Exercise input:

═══

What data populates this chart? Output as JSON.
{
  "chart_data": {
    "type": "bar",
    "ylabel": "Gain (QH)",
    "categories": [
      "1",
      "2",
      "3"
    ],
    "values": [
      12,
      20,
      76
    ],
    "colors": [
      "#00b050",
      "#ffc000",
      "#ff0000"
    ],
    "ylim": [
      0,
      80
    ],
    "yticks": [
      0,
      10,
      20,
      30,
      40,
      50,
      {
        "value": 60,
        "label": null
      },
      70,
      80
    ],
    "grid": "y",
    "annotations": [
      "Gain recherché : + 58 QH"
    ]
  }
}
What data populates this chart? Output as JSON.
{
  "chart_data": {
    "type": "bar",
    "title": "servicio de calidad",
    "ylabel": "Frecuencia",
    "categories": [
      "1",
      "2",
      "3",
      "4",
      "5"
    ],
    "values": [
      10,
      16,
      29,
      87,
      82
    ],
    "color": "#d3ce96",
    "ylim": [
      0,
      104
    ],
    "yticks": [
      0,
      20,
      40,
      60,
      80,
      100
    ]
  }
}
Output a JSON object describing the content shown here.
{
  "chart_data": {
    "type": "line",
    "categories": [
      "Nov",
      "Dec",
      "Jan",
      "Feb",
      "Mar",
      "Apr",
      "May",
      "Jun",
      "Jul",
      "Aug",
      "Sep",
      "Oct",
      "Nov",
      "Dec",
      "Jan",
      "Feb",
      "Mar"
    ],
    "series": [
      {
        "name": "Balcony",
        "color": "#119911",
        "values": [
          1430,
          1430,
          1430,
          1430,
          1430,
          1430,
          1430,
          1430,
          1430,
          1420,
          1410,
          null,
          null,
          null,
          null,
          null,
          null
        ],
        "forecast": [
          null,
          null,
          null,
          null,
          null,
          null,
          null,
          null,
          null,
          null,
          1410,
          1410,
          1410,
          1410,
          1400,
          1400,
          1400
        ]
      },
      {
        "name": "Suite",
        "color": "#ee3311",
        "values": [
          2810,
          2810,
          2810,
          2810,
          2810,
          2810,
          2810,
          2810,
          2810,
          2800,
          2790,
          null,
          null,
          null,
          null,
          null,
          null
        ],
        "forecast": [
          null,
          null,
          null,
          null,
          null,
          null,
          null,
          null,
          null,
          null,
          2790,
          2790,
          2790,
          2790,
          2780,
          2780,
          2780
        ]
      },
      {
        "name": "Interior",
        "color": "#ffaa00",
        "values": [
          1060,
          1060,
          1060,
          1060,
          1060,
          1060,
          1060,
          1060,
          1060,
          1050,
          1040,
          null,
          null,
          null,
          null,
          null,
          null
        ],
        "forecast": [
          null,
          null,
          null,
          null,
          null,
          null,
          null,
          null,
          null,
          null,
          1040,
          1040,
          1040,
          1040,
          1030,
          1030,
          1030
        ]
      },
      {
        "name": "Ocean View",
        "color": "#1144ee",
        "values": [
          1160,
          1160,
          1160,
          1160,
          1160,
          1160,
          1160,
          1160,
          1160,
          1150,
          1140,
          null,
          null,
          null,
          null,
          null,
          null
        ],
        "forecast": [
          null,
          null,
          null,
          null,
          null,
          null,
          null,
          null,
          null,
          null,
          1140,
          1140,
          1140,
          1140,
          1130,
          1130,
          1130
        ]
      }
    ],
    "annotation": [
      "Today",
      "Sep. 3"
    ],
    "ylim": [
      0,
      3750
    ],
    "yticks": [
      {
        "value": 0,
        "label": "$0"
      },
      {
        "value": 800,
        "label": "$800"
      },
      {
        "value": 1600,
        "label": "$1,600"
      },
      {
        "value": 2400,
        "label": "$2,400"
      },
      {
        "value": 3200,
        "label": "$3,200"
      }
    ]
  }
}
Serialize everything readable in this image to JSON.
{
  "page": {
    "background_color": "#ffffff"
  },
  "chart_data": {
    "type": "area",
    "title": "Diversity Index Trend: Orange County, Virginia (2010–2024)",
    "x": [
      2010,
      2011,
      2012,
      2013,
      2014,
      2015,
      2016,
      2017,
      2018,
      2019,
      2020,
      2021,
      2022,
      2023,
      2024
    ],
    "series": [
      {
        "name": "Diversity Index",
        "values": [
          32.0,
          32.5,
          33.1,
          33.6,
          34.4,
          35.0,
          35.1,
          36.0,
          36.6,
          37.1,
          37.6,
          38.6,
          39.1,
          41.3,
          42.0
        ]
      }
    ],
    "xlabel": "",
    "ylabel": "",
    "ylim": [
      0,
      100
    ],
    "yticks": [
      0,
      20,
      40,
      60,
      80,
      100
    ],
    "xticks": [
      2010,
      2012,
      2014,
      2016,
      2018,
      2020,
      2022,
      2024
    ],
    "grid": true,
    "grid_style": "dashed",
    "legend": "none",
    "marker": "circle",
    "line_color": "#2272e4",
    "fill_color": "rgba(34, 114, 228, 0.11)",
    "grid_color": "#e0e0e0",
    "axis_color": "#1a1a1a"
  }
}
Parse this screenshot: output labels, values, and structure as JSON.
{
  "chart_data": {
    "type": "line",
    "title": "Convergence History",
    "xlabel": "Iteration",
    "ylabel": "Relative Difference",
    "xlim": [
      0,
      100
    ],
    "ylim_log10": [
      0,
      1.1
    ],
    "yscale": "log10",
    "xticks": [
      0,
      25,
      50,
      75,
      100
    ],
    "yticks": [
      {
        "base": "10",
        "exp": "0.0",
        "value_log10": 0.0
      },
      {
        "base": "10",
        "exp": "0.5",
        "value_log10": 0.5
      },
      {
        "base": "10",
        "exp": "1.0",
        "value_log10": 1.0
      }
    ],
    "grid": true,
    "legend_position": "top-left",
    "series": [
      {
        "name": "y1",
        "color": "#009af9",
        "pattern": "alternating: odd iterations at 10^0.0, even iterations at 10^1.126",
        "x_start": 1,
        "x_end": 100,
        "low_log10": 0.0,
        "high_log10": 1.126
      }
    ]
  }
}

═══

Written task: Extract every line above containing the word "JSON".

Finished exercise:
What data populates this chart? Output as JSON.
What data populates this chart? Output as JSON.
Output a JSON object describing the content shown here.
Serialize everything readable in this image to JSON.
Parse this screenshot: output labels, values, and structure as JSON.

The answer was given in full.